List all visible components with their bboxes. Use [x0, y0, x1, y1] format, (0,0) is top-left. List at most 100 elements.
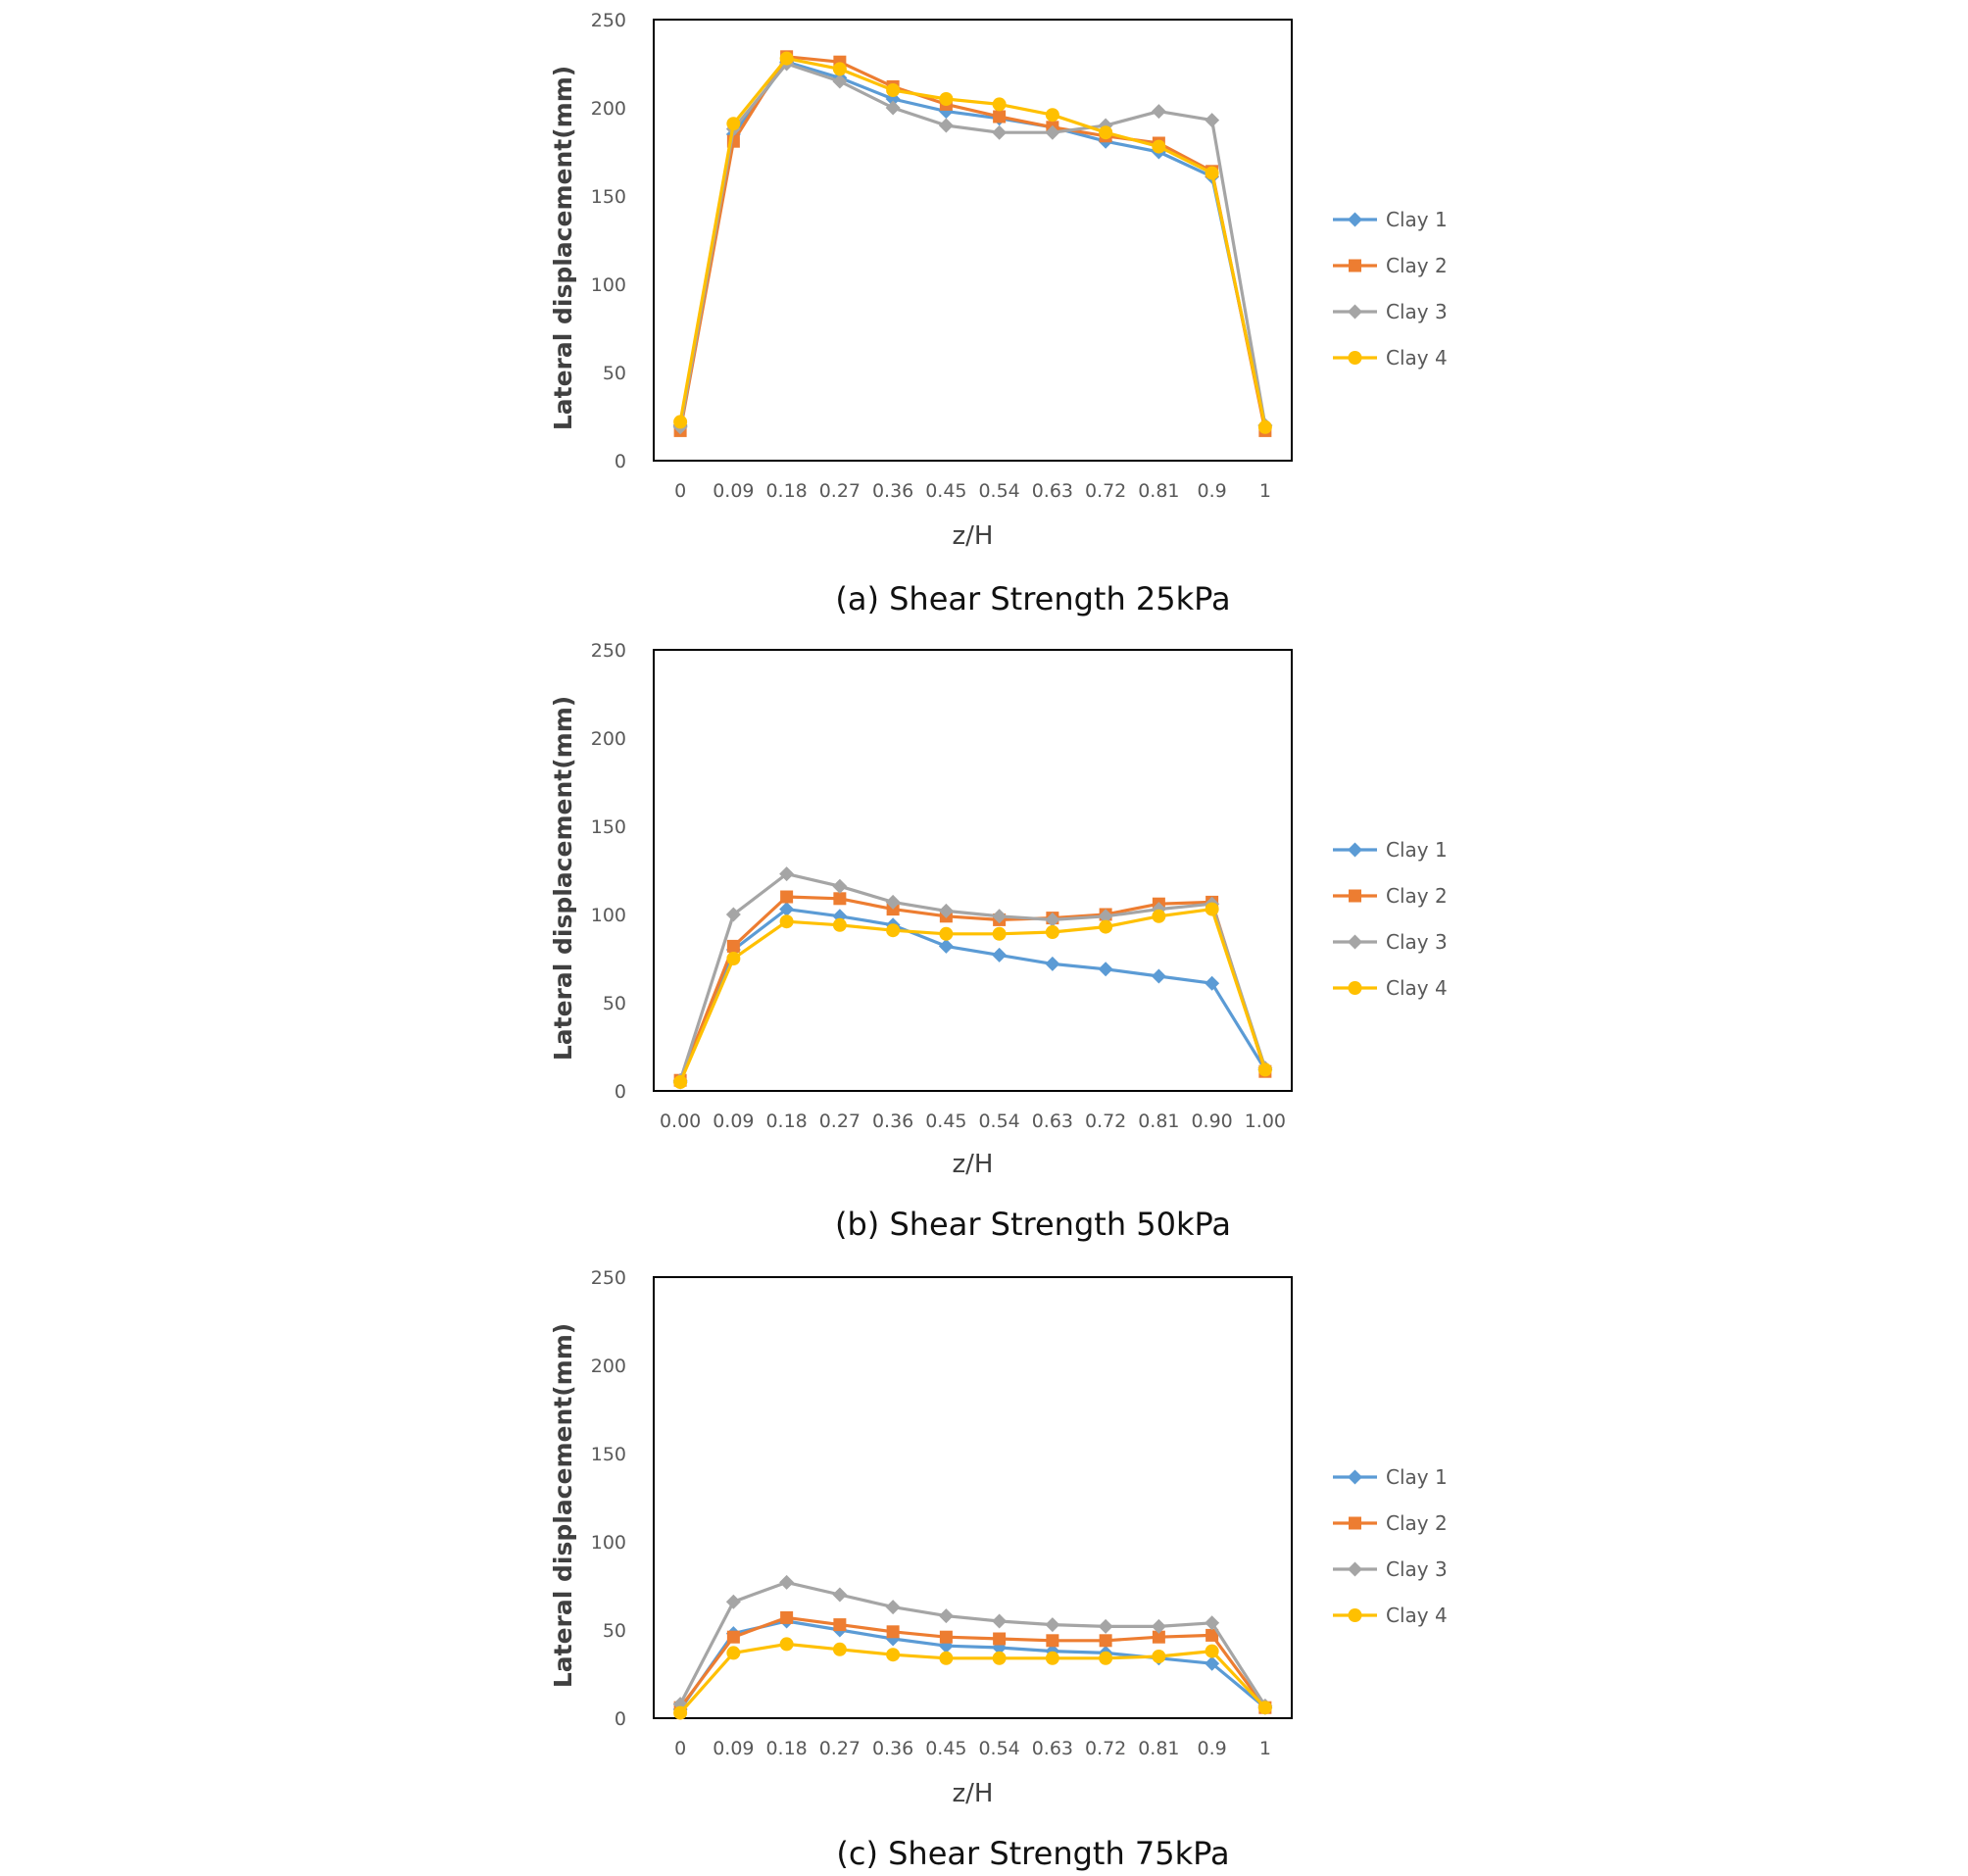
plot-area	[653, 1276, 1293, 1719]
data-point	[779, 914, 794, 929]
data-point	[1099, 125, 1113, 140]
data-point	[1257, 1701, 1272, 1715]
chart-panel-3: 0 50 100 150 200 250 0 0.09 0.18 0.27 0.36 0.45 0.54…	[549, 1267, 1448, 1872]
data-point	[992, 97, 1007, 112]
data-point	[1098, 909, 1113, 924]
legend: Clay 1 Clay 2 Clay 3 Clay 4	[1333, 838, 1448, 1000]
data-point	[1045, 925, 1059, 939]
data-point	[1099, 1634, 1112, 1648]
chart-panel-1: 0 50 100 150 200 250 0 0.09 0.18 0.27 0.36 0.45 0.54…	[549, 10, 1448, 617]
data-point	[992, 1613, 1008, 1629]
data-point	[1152, 1630, 1165, 1644]
series-clay-3	[672, 56, 1273, 435]
plot-area	[653, 649, 1293, 1092]
legend-marker	[1348, 1608, 1362, 1622]
data-point	[1046, 1634, 1059, 1648]
x-tick-label: 0.54	[978, 1738, 1019, 1759]
series-clay-3	[672, 1574, 1273, 1713]
data-point	[1045, 1617, 1060, 1633]
series-line	[678, 907, 1267, 1083]
x-tick-label: 0.9	[1198, 1738, 1227, 1759]
x-tick-label: 0	[674, 480, 686, 502]
x-tick-label: 0.63	[1032, 480, 1073, 502]
x-tick-label: 0.45	[925, 480, 966, 502]
legend-label: Clay 2	[1386, 254, 1448, 277]
data-point	[1151, 104, 1166, 120]
y-tick-label: 150	[591, 186, 626, 208]
data-point	[779, 902, 795, 917]
data-point	[1257, 420, 1272, 434]
x-tick-label: 0.36	[872, 1111, 913, 1132]
x-axis-title: z/H	[953, 1150, 994, 1179]
y-tick-label: 250	[591, 1267, 626, 1289]
data-point	[832, 1642, 847, 1656]
x-tick-label: 0.9	[1198, 480, 1227, 502]
series-clay-4	[673, 1637, 1272, 1720]
y-axis-title: Lateral displacement(mm)	[549, 66, 577, 430]
legend-label: Clay 3	[1386, 300, 1448, 323]
legend-marker	[1348, 1469, 1362, 1485]
data-point	[938, 118, 954, 133]
data-point	[886, 83, 901, 97]
data-point	[1045, 956, 1060, 971]
data-point	[1205, 1655, 1220, 1671]
data-point	[1098, 1618, 1113, 1634]
x-tick-label: 0.54	[978, 480, 1019, 502]
data-point	[1045, 912, 1060, 927]
data-point	[832, 62, 847, 76]
data-point	[1045, 124, 1060, 140]
legend: Clay 1 Clay 2 Clay 3 Clay 4	[1333, 208, 1448, 370]
panel-caption: (a) Shear Strength 25kPa	[835, 580, 1230, 617]
data-point	[993, 110, 1007, 123]
legend-marker	[1348, 934, 1362, 950]
legend-label: Clay 1	[1386, 838, 1448, 862]
series-clay-1	[672, 902, 1273, 1090]
data-point	[779, 866, 795, 882]
series-clay-1	[672, 1613, 1273, 1717]
data-point	[1205, 1644, 1219, 1658]
series-line	[678, 62, 1267, 428]
x-tick-label: 0.63	[1032, 1111, 1073, 1132]
series-clay-2	[673, 890, 1272, 1087]
data-point	[780, 890, 794, 904]
data-point	[832, 74, 848, 89]
x-tick-label: 0.72	[1085, 1111, 1126, 1132]
y-tick-label: 0	[615, 1708, 626, 1730]
data-point	[673, 415, 688, 429]
series-line	[678, 907, 1267, 1083]
x-tick-label: 0.81	[1138, 480, 1179, 502]
y-tick-label: 50	[603, 363, 626, 384]
x-tick-label: 0.27	[819, 1111, 861, 1132]
y-tick-label: 100	[591, 1532, 626, 1554]
data-point	[886, 923, 901, 938]
data-point	[833, 1618, 847, 1632]
x-tick-label: 0	[674, 1738, 686, 1759]
data-point	[832, 917, 847, 932]
data-point	[779, 51, 794, 66]
y-tick-label: 250	[591, 640, 626, 662]
x-axis-title: z/H	[953, 1779, 994, 1808]
data-point	[1151, 1618, 1166, 1634]
x-tick-label: 0.18	[765, 480, 807, 502]
data-point	[1205, 1615, 1220, 1631]
data-point	[938, 903, 954, 918]
data-point	[1205, 166, 1219, 180]
data-point	[1151, 968, 1166, 984]
legend-label: Clay 4	[1386, 1604, 1448, 1627]
data-point	[939, 926, 954, 941]
data-point	[1257, 1062, 1272, 1077]
series-line	[678, 1619, 1266, 1710]
data-point	[780, 1610, 794, 1624]
data-point	[885, 894, 901, 910]
data-point	[993, 1632, 1007, 1646]
data-point	[1205, 975, 1220, 991]
x-tick-label: 0.36	[872, 1738, 913, 1759]
x-tick-label: 0.18	[765, 1738, 807, 1759]
data-point	[938, 1608, 954, 1624]
x-tick-label: 0.81	[1138, 1111, 1179, 1132]
legend-marker	[1349, 889, 1361, 903]
y-tick-label: 250	[591, 10, 626, 31]
y-tick-label: 200	[591, 1356, 626, 1377]
series-clay-4	[673, 51, 1272, 434]
data-point	[992, 947, 1008, 963]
• • • •
## [WRITTEN TASK]
In the entries, begin at the line that contains "1276, 1293, 1719]" and stop after the line that contains "925, 1059, 939]". Give those lines again with "data-point" swapped for "point" and everything else unchanged.

## [FULL OUTPUT]
plot-area	[653, 1276, 1293, 1719]
point	[779, 914, 794, 929]
point	[1099, 125, 1113, 140]
point	[1257, 1701, 1272, 1715]
chart-panel-3: 0 50 100 150 200 250 0 0.09 0.18 0.27 0.36 0.45 0.54…	[549, 1267, 1448, 1872]
point	[992, 97, 1007, 112]
point	[1098, 909, 1113, 924]
legend: Clay 1 Clay 2 Clay 3 Clay 4	[1333, 838, 1448, 1000]
point	[1045, 925, 1059, 939]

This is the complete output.